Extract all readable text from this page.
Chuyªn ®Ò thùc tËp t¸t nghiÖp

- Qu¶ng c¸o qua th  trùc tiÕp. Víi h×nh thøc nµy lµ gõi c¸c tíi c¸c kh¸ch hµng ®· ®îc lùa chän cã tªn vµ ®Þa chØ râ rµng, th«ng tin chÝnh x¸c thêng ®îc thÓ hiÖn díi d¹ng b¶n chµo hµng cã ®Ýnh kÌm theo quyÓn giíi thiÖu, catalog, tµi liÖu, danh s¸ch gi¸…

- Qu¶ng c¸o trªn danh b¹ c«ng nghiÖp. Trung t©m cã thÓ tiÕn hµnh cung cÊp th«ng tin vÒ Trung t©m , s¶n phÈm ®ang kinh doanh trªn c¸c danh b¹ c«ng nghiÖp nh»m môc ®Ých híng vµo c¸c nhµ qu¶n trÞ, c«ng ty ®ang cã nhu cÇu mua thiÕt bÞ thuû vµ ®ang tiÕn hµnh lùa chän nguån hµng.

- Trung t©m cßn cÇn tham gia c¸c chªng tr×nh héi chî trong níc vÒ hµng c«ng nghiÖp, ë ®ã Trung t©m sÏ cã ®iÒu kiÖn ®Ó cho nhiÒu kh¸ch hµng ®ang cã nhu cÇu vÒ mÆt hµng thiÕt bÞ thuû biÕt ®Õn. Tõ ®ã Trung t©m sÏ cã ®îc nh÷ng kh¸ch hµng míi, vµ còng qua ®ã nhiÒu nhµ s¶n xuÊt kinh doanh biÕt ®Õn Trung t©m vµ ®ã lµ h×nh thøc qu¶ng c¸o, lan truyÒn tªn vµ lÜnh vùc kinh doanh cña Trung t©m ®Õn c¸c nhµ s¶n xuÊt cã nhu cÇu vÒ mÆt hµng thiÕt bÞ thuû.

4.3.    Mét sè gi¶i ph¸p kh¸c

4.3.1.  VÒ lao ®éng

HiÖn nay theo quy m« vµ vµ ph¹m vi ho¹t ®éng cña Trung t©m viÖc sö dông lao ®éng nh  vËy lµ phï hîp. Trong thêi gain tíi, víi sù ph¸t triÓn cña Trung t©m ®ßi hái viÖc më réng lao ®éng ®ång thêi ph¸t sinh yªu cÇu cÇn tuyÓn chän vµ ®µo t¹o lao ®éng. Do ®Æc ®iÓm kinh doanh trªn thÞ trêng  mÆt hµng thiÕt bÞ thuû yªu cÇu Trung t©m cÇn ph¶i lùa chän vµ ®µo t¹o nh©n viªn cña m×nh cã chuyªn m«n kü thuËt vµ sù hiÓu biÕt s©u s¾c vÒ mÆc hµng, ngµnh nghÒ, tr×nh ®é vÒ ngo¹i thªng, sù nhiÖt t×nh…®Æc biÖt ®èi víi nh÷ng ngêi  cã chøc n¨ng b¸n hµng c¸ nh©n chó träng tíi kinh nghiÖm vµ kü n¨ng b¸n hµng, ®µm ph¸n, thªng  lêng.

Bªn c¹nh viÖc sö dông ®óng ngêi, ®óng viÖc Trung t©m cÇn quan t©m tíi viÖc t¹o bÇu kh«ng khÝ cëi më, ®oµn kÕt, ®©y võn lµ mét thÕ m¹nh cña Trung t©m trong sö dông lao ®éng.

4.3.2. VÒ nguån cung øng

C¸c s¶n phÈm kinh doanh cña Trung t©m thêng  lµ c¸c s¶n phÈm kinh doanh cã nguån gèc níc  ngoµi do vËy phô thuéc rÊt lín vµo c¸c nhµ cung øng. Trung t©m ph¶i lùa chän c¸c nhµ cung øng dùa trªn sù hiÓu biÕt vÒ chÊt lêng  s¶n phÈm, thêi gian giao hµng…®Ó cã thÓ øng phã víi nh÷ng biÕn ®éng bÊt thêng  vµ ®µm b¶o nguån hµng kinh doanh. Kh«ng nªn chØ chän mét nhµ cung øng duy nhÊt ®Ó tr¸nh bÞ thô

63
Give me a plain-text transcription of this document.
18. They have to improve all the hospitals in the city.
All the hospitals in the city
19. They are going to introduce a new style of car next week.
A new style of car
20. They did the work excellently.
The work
------------------------
**EXERCISE REQUIREMENTS**
Show, from the material above, each line that includes the string "viÖc".

**REPLY**
HiÖn nay theo quy m« vµ vµ ph¹m vi ho¹t ®éng cña Trung t©m viÖc sö dông lao ®éng nh  vËy lµ phï hîp. Trong thêi gain tíi, víi sù ph¸t triÓn cña Trung t©m ®ßi hái viÖc më réng lao ®éng ®ång thêi ph¸t sinh yªu cÇu cÇn tuyÓn chän vµ ®µo t¹o lao ®éng. Do ®Æc ®iÓm kinh doanh trªn thÞ trêng  mÆt hµng thiÕt bÞ thuû yªu cÇu Trung t©m cÇn ph¶i lùa chän vµ ®µo t¹o nh©n viªn cña m×nh cã chuyªn m«n kü thuËt vµ sù hiÓu biÕt s©u s¾c vÒ mÆc hµng, ngµnh nghÒ, tr×nh ®é vÒ ngo¹i thªng, sù nhiÖt t×nh…®Æc biÖt ®èi víi nh÷ng ngêi  cã chøc n¨ng b¸n hµng c¸ nh©n chó träng tíi kinh nghiÖm vµ kü n¨ng b¸n hµng, ®µm ph¸n, thªng  lêng.
Bªn c¹nh viÖc sö dông ®óng ngêi, ®óng viÖc Trung t©m cÇn quan t©m tíi viÖc t¹o bÇu kh«ng khÝ cëi më, ®oµn kÕt, ®©y võn lµ mét thÕ m¹nh cña Trung t©m trong sö dông lao ®éng.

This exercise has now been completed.